» **Set problem**
Every line that holds the string "Pleuritici" is to be identified and copied.

» **Data for this task**
====================

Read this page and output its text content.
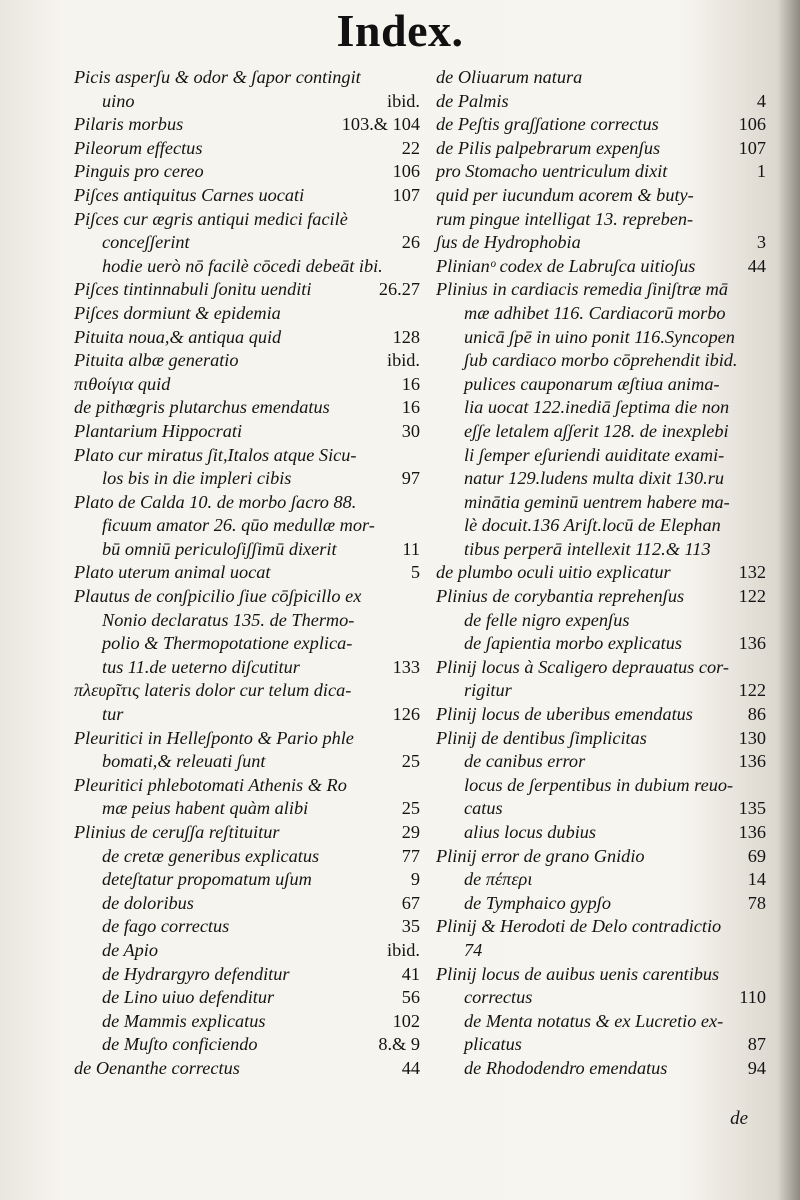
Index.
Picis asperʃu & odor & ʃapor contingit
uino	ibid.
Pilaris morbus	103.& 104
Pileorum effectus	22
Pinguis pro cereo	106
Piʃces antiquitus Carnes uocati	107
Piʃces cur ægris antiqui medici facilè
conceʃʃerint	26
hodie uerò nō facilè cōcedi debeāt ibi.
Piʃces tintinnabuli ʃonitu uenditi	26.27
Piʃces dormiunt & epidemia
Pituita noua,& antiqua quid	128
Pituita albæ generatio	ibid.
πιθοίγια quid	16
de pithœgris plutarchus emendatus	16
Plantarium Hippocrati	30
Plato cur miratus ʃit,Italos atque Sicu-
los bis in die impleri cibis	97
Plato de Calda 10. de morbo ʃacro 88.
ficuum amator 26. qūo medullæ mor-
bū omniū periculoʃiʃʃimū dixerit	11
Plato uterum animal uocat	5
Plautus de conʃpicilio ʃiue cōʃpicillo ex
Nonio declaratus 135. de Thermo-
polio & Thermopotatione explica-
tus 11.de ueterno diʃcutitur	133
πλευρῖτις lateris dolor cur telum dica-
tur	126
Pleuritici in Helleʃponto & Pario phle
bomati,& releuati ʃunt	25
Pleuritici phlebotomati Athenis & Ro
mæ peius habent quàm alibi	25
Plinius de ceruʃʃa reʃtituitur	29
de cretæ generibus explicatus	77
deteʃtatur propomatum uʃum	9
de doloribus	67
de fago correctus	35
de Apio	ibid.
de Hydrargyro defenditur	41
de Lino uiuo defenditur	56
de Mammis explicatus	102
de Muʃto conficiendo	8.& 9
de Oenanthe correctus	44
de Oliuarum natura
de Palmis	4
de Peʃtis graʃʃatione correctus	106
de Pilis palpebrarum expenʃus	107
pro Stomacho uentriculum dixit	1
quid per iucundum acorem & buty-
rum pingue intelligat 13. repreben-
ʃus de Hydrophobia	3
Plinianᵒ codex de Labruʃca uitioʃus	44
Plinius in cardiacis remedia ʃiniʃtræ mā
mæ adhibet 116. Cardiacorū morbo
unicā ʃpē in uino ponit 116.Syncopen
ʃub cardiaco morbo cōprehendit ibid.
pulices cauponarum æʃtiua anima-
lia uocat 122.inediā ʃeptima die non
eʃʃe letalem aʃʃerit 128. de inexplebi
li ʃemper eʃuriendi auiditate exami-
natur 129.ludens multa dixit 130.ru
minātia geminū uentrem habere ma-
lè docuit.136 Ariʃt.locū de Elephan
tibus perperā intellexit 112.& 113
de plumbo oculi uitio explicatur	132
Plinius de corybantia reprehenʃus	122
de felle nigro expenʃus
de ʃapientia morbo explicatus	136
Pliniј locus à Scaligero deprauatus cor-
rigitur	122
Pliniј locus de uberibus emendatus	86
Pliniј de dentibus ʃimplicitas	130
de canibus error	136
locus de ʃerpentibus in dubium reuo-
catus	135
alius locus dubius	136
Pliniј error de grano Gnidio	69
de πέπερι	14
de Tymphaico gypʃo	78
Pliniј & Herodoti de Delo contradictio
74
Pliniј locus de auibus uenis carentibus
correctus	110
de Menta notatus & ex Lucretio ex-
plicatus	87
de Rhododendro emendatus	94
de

====================

» **Solution to this task**
Pleuritici in Helleʃponto & Pario phle
Pleuritici phlebotomati Athenis & Ro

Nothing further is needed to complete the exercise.